* Instructions to follow *
Pull out every line below that holds the word "grados".

★ ★ ★ ★

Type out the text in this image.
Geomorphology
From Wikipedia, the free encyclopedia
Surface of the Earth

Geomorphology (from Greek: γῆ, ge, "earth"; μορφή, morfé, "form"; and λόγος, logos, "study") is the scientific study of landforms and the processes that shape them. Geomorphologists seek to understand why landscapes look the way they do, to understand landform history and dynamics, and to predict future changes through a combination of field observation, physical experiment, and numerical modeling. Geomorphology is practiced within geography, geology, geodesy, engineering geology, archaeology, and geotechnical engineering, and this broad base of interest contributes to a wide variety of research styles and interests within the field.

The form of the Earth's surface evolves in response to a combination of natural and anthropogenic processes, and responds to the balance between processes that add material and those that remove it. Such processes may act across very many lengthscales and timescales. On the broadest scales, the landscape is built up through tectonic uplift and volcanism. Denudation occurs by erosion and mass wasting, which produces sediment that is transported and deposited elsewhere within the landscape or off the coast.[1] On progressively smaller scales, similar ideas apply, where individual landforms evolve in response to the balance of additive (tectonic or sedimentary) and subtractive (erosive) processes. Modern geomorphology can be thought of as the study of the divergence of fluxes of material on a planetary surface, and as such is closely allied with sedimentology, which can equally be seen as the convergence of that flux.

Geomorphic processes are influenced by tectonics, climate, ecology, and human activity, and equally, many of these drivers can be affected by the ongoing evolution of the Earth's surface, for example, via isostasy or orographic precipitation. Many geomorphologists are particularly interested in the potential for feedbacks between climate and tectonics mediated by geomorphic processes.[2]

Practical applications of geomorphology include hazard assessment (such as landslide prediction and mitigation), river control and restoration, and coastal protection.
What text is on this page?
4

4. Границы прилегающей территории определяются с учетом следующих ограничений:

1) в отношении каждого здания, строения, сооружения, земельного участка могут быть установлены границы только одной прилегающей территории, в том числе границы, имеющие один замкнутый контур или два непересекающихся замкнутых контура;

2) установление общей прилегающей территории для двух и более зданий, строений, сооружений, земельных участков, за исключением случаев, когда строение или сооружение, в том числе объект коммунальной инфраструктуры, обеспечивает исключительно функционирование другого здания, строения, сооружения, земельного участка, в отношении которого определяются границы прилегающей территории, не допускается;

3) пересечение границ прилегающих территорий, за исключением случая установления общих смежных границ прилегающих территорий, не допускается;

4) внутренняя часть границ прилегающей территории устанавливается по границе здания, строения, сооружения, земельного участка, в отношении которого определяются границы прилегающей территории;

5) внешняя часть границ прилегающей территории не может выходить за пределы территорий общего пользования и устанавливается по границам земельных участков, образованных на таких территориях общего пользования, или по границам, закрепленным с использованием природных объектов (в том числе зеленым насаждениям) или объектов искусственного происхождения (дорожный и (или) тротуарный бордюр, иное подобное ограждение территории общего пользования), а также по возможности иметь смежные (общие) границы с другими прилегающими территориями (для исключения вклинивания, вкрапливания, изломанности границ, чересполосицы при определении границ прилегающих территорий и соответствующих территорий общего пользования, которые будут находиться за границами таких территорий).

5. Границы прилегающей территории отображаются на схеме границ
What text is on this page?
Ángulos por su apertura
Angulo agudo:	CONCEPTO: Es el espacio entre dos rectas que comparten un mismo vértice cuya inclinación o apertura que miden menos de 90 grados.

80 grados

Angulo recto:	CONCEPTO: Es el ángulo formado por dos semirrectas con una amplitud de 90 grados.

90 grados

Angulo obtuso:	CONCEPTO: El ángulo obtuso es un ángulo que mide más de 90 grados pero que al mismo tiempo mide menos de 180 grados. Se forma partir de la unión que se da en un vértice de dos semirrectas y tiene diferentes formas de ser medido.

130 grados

★ ★ ★ ★

* Final result *
Angulo agudo:	CONCEPTO: Es el espacio entre dos rectas que comparten un mismo vértice cuya inclinación o apertura que miden menos de 90 grados.
80 grados
Angulo recto:	CONCEPTO: Es el ángulo formado por dos semirrectas con una amplitud de 90 grados.
90 grados
Angulo obtuso:	CONCEPTO: El ángulo obtuso es un ángulo que mide más de 90 grados pero que al mismo tiempo mide menos de 180 grados. Se forma partir de la unión que se da en un vértice de dos semirrectas y tiene diferentes formas de ser medido.
130 grados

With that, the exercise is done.